▶ Work to be completed
Write out the entire listing below exactly, with the pictures left out.

▶ Exercise material
|---|

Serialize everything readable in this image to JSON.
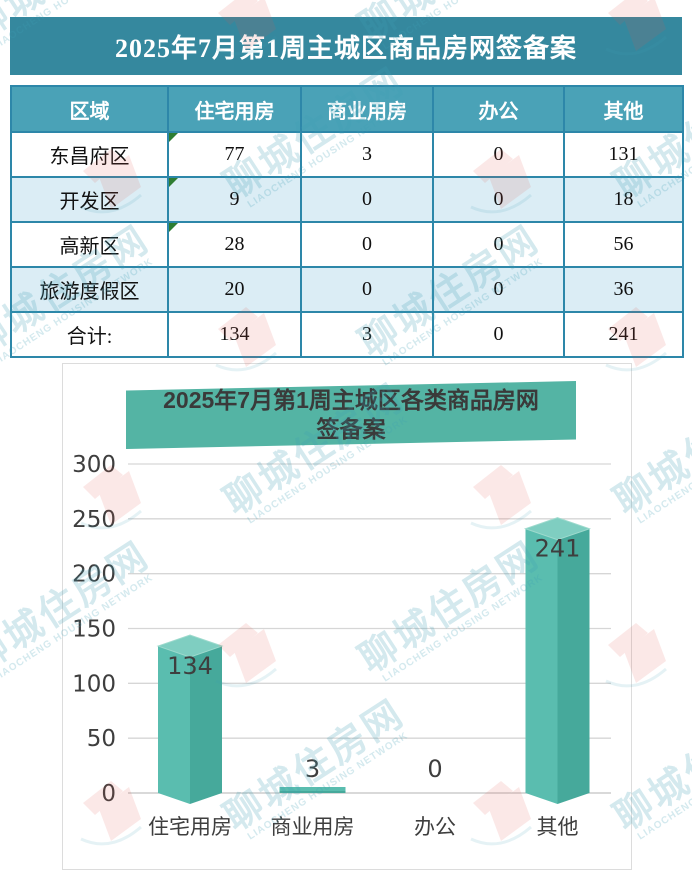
{
  "watermark": {
    "cn": "聊城住房网",
    "en": "LIAOCHENG HOUSING NETWORK"
  },
  "table": {
    "title": "2025年7月第1周主城区商品房网签备案",
    "headers": [
      "区域",
      "住宅用房",
      "商业用房",
      "办公",
      "其他"
    ],
    "rows": [
      {
        "region": "东昌府区",
        "values": [
          "77",
          "3",
          "0",
          "131"
        ]
      },
      {
        "region": "开发区",
        "values": [
          "9",
          "0",
          "0",
          "18"
        ]
      },
      {
        "region": "高新区",
        "values": [
          "28",
          "0",
          "0",
          "56"
        ]
      },
      {
        "region": "旅游度假区",
        "values": [
          "20",
          "0",
          "0",
          "36"
        ]
      },
      {
        "region": "合计:",
        "values": [
          "134",
          "3",
          "0",
          "241"
        ]
      }
    ]
  },
  "chart_data": {
    "type": "bar",
    "title": "2025年7月第1周主城区各类商品房网签备案",
    "categories": [
      "住宅用房",
      "商业用房",
      "办公",
      "其他"
    ],
    "values": [
      134,
      3,
      0,
      241
    ],
    "data_labels": [
      "134",
      "3",
      "0",
      "241"
    ],
    "ylim": [
      0,
      300
    ],
    "yticks": [
      0,
      50,
      100,
      150,
      200,
      250,
      300
    ],
    "grid": true,
    "legend": "none",
    "xlabel": "",
    "ylabel": ""
  },
  "colors": {
    "title_bar": "#35889e",
    "header_bg": "#4aa2b7",
    "row_alt": "#dbedf5",
    "table_border": "#2d87a9",
    "banner": "#54b4a4",
    "bar_left": "#5abdaf",
    "bar_right": "#46a99b",
    "bar_top": "#7fcec1",
    "bar_edge": "#9edacd",
    "grid_line": "#d6d6d6",
    "axis_line": "#c2c2c2",
    "chart_text": "#3e3e3e",
    "wm_teal": "#3e9fb5",
    "wm_red": "#e2574e"
  }
}
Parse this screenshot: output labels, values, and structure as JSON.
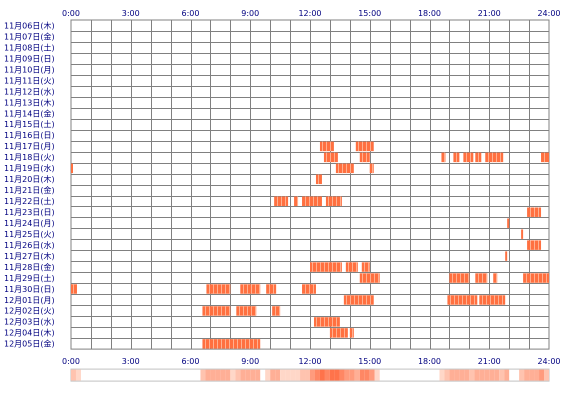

|---|

▶ Task solution
Serialize everything readable in this image to JSON.
{
  "watermark": {
    "cn": "聊城住房网",
    "en": "LIAOCHENG HOUSING NETWORK"
  },
  "table": {
    "title": "2025年7月第1周主城区商品房网签备案",
    "headers": [
      "区域",
      "住宅用房",
      "商业用房",
      "办公",
      "其他"
    ],
    "rows": [
      {
        "region": "东昌府区",
        "values": [
          "77",
          "3",
          "0",
          "131"
        ]
      },
      {
        "region": "开发区",
        "values": [
          "9",
          "0",
          "0",
          "18"
        ]
      },
      {
        "region": "高新区",
        "values": [
          "28",
          "0",
          "0",
          "56"
        ]
      },
      {
        "region": "旅游度假区",
        "values": [
          "20",
          "0",
          "0",
          "36"
        ]
      },
      {
        "region": "合计:",
        "values": [
          "134",
          "3",
          "0",
          "241"
        ]
      }
    ]
  },
  "chart_data": {
    "type": "bar",
    "title": "2025年7月第1周主城区各类商品房网签备案",
    "categories": [
      "住宅用房",
      "商业用房",
      "办公",
      "其他"
    ],
    "values": [
      134,
      3,
      0,
      241
    ],
    "data_labels": [
      "134",
      "3",
      "0",
      "241"
    ],
    "ylim": [
      0,
      300
    ],
    "yticks": [
      0,
      50,
      100,
      150,
      200,
      250,
      300
    ],
    "grid": true,
    "legend": "none",
    "xlabel": "",
    "ylabel": ""
  },
  "colors": {
    "title_bar": "#35889e",
    "header_bg": "#4aa2b7",
    "row_alt": "#dbedf5",
    "table_border": "#2d87a9",
    "banner": "#54b4a4",
    "bar_left": "#5abdaf",
    "bar_right": "#46a99b",
    "bar_top": "#7fcec1",
    "bar_edge": "#9edacd",
    "grid_line": "#d6d6d6",
    "axis_line": "#c2c2c2",
    "chart_text": "#3e3e3e",
    "wm_teal": "#3e9fb5",
    "wm_red": "#e2574e"
  }
}
Parse this screenshot: output labels, values, and structure as JSON.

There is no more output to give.